Philosophy

A Brief History of the Department of Philosophy at Amherst College

Contents:

The early years
The Garman years
The Newlin years
Alexander Meiklejohn
The post-Meiklejohn era
The post-World War II era
Expansion


The early years. From the founding of the College until around 1880, philosophy had been taught in the same way at Amherst. The President of the College would teach a required philosophy course to Amherst students in their Senior year. President Julius Hawley Seelye was the last president to teach the course and like many philosophy courses in America at the time, it involved material in what might broadly be called logic and epistemology, ethics, and the history of philosophy.

Seelye was a graduate of the class of 1849 and studied philosophy at Halle, Germany in 1852-53. He was made Professor of Mental and Moral Philosophy in 1858 and held that position until his retirement in 1890.

In his teaching, Seelye used Laurens P. Hickok's A System of Moral Science (1853) and his Empirical Psychology; or, The Human Mind as Given in Consciousness (1854); Seelye even contributed to the revision and editing of these works. Another text at Amherst was Albert Schwegler's History of Philosophy (1867), of which Seelye also made a translation.

Garman

Charles Edward Garman

The Garman years. In the academic year 1880-81, an elective in philosophy, "Rational Psychology," was offered to Amherst seniors by a new instructor, Charles Edward Garman. Garman, a member of the Class of 1872, had been a principal at Ware high school and studied theology at Yale before being appointed to the Faculty by President Seelye. He rose through the ranks, and in 1889 assumed the Professorship of Mental Philosophy with a salary of $2,500. Eventually he was made the Professor of Moral Philosophy and Metaphysics, a position which he held from 1892 until his death.

Garman produced over the years a series of pamphlets for his students on philosophers and philosophical topics. By 1907, there were nearly one hundred of these. Very few knew their content, for Garman permitted them to be read only by his students. (One is reminded of Harry Sheffer at Harvard.) Even President Merrill E. Gates was denied permission to see them in the early 1890s.

Data excerpts:
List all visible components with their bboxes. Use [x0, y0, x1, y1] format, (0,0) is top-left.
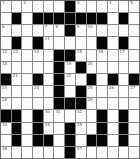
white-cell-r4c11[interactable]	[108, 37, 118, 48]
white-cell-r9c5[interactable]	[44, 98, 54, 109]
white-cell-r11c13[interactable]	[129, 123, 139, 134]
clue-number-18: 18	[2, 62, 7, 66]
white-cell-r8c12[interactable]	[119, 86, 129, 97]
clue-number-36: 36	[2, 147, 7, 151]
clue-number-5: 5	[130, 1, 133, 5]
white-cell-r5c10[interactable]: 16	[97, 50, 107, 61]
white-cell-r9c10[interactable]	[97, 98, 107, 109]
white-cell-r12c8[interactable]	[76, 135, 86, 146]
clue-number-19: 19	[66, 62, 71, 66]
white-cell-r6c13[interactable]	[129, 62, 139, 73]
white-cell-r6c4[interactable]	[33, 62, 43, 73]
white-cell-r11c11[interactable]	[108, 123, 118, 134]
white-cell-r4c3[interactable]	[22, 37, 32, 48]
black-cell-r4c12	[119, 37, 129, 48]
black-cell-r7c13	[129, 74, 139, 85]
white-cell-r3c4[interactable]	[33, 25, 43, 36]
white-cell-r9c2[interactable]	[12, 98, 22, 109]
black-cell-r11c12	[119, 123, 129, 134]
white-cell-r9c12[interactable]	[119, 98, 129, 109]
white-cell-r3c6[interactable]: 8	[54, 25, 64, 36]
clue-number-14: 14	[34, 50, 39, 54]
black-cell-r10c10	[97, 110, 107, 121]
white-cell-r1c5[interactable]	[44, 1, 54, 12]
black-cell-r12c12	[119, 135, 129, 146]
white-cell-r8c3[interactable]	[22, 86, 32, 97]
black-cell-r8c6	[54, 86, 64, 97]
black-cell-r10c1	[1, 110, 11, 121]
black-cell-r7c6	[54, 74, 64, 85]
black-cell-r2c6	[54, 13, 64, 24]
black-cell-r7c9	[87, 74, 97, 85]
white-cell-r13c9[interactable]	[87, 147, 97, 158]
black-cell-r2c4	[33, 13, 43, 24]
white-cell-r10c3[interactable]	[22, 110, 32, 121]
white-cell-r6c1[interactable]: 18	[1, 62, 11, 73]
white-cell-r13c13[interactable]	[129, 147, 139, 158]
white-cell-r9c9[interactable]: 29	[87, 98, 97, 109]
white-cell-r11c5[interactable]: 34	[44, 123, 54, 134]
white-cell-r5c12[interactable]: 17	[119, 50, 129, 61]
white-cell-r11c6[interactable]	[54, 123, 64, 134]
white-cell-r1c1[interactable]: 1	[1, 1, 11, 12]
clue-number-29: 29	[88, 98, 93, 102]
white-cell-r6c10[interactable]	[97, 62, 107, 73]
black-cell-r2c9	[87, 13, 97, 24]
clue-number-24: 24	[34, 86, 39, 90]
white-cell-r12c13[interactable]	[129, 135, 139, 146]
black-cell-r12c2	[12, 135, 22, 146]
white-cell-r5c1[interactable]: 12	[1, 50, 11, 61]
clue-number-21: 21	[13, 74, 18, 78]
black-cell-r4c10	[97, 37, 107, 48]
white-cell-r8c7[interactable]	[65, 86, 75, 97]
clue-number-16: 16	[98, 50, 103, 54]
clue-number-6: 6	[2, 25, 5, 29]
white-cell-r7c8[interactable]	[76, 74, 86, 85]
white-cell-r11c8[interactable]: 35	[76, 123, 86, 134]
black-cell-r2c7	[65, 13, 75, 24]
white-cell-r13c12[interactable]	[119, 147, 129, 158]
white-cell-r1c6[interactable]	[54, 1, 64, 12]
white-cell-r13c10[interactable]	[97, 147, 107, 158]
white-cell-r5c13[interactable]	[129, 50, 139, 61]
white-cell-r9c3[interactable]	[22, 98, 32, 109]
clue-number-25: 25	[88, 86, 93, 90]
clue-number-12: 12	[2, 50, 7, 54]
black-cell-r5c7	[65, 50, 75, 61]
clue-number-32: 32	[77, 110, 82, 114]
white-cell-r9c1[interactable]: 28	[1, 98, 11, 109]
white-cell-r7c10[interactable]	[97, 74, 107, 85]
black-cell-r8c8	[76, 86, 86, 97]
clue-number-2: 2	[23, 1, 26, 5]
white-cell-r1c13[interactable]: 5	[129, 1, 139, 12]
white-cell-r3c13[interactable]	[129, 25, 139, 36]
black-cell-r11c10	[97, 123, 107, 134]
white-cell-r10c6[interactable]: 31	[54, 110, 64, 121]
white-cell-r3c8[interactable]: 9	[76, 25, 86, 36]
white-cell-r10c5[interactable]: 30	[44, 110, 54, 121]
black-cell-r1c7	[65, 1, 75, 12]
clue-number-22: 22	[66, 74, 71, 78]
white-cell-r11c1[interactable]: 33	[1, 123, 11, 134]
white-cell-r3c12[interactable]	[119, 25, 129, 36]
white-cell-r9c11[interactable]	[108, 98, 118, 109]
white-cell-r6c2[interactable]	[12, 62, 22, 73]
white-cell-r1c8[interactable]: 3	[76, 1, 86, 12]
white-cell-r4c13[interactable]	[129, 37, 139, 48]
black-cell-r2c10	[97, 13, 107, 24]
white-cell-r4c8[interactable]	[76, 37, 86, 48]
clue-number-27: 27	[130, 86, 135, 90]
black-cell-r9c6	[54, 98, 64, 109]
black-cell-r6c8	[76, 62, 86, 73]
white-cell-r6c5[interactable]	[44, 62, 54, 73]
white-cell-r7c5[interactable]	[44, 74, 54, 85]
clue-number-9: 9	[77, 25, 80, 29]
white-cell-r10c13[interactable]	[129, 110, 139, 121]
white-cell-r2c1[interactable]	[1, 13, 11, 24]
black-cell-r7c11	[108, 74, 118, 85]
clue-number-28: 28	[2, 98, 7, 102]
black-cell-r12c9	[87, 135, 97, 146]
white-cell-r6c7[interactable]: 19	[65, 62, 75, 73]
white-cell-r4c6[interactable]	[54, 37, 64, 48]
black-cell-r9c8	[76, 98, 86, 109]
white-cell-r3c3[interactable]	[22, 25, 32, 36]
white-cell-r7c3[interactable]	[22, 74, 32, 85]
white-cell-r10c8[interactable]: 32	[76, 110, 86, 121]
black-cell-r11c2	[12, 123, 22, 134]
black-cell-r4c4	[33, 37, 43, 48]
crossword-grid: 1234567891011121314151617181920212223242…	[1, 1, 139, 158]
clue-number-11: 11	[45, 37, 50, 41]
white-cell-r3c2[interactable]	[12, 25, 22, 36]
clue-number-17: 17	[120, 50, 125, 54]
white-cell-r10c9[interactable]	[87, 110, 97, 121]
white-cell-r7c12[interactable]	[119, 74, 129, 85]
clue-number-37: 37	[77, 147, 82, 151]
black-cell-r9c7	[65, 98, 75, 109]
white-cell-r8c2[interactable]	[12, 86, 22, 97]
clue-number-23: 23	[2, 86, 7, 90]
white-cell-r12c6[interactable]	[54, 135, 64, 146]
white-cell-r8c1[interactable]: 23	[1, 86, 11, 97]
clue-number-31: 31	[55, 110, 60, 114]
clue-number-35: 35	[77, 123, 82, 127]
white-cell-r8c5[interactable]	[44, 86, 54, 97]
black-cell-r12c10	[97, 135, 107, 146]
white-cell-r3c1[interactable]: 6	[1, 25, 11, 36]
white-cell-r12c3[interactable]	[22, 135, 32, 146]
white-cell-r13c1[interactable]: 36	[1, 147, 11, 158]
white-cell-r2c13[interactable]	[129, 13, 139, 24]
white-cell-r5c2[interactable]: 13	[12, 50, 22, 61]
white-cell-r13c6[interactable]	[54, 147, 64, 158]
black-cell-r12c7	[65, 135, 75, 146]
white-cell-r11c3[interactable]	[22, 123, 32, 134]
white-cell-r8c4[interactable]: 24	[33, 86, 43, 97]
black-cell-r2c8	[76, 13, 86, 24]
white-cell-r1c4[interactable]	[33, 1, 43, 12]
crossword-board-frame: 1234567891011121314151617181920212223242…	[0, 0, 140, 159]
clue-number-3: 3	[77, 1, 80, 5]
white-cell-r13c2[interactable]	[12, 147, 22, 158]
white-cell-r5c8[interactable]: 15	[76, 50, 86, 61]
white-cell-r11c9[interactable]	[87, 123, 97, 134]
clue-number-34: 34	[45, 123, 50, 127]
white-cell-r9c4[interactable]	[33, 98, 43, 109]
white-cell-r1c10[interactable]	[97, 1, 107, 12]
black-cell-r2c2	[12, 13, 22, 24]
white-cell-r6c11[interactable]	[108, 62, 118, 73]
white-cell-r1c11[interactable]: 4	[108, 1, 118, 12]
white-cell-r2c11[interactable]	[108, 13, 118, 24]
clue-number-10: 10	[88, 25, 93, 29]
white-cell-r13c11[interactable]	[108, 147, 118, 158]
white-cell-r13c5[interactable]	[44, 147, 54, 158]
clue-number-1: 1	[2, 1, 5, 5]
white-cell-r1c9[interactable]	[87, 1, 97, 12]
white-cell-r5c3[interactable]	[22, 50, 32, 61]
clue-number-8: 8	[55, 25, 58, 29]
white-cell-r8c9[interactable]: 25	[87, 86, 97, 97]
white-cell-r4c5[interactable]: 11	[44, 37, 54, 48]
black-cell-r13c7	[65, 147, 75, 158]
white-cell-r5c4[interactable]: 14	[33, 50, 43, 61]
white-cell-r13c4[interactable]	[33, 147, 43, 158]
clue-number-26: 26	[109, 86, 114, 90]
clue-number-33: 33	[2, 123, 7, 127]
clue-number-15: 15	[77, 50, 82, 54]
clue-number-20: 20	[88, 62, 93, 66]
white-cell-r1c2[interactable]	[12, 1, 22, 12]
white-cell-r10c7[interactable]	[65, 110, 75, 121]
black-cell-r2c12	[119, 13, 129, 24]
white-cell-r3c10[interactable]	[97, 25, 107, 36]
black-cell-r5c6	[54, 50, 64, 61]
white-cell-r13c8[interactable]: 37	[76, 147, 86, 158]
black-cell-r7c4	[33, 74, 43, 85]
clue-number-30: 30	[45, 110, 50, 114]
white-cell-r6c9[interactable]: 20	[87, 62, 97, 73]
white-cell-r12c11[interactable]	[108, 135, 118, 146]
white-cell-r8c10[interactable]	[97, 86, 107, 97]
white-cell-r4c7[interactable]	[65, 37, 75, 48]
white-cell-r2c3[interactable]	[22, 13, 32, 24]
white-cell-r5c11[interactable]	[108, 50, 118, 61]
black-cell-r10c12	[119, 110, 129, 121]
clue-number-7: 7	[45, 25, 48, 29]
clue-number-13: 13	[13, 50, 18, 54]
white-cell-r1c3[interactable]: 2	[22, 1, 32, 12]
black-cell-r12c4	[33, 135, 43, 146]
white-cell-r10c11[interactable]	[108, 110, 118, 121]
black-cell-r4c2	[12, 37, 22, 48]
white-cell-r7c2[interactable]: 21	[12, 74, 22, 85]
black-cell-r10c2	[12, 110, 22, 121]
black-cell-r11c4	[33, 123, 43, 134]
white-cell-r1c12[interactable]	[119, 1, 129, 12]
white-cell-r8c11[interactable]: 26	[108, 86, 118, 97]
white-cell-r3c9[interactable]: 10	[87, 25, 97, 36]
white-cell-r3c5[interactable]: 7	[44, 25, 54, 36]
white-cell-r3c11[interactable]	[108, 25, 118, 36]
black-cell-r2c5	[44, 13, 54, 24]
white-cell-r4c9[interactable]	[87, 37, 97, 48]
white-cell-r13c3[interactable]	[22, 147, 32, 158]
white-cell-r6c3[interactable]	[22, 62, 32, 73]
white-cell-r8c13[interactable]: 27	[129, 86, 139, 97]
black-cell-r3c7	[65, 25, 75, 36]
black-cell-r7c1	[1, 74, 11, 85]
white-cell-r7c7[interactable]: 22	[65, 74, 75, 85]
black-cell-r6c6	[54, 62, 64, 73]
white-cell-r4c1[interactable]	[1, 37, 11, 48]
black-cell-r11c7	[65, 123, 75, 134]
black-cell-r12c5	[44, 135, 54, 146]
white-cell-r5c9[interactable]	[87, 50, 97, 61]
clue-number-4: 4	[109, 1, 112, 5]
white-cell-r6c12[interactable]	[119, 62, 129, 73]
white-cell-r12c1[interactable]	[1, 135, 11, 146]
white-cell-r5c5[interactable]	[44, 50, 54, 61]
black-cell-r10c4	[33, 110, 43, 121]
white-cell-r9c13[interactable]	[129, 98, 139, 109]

Task list:
1: In the history of philosophy at Amherst College, list the section titles under "Contents:".
2: Go on with the history of philosophy at Amherst College from the point where it stops.

Results for the exercise:
1:
The early years
The Garman years
The Newlin years
Alexander Meiklejohn
The post-Meiklejohn era
The post-World War II era
Expansion

2:
Garman's teaching was considered subversive by some for he encouraged his students not to memorize or parrot what they had heard, but to think through the issues for themselves and come to their own conclusions. Inevitably, however, Garman emphasized a religious perspective on the world and values. That said, he incorporated a considerable amount of psychology into his courses (many philosophy departments in the U.S. began life as philosophy and psychology programs) and appealed successfully to the Trustees for funding for laboratory equipment. Garman's emphasis in his courses on developmental psychology and pedagogy shows that he viewed his students not only as learners but as future teachers as well.

His courses were amongst the most popular at the College. Garman commanded deep loyalty from his students and his teaching exercised a strong, and sometimes lifelong, influence on them. Twice, in 1906 and in 1910, his students organized books of essays, reminiscences, and unpublished writings dedicated to their teacher. Garman apparently also had a reputation within the broader philosophical community and was known to William James and John Dewey.

In 1890, President Gates arrived at Amherst and took Seelye's position in philosophy. (Many Amherst presidents have had deep interests in philosophy. Most recently, President Tom Gerety, who received a joint doctorate in philosophy and law from Yale, was a member of the Philosophy Department and taught a course in the First-Year Seminar program called "Three and a Half Philosophers".) Gates clearly hoped to teach ethics and religion. Garman, however, was loathe to give up those subjects and wrote to the Trustees complaining of the situation. He resigned and was offered a position at the University of Michigan. The Trustees and alumni did not want to lose Garman and made him an attractive counter-offer, which included full control over the teaching of philosophy at the College. (Plus ça change ….) Garman accepted and returned in the fall of 1894.

In 1903, the College moved from a three- to a two-semester format. At the time of Garman's death in 1907, there were three courses in philosophy taught at Amherst: "Psychology and Pedagogics" and "Psychology and Sociology" to the Juniors, and "Ethics and the History of Philosophy" to the Seniors.

The Newlin years. William Jesse ("Dutch") Newlin, Class of 1899 and one of Garman’s students, took over philosophy teaching in 1902 after Garman’s death, even though his training was mostly in mathematics. In 1908, Frederick Woodbridge, Amherst graduate and co-founder of The Journal of Philosophy, lent Newlin a helping hand to smooth the transition. (Woodbridge was based at Columbia and this would be the first of many Amherst-Columbia philosophy links that continue to the present day.) In 1909, Charles Toll was appointed Assistant Professor of Philosophy, although he taught courses in psychology. The academic year 1912-13, which Newlin spent at Oxford studying philosophy, saw the appointment of Alexander Meiklejohn as President of the College. Both Newlin and Toll taught at the College until 1948.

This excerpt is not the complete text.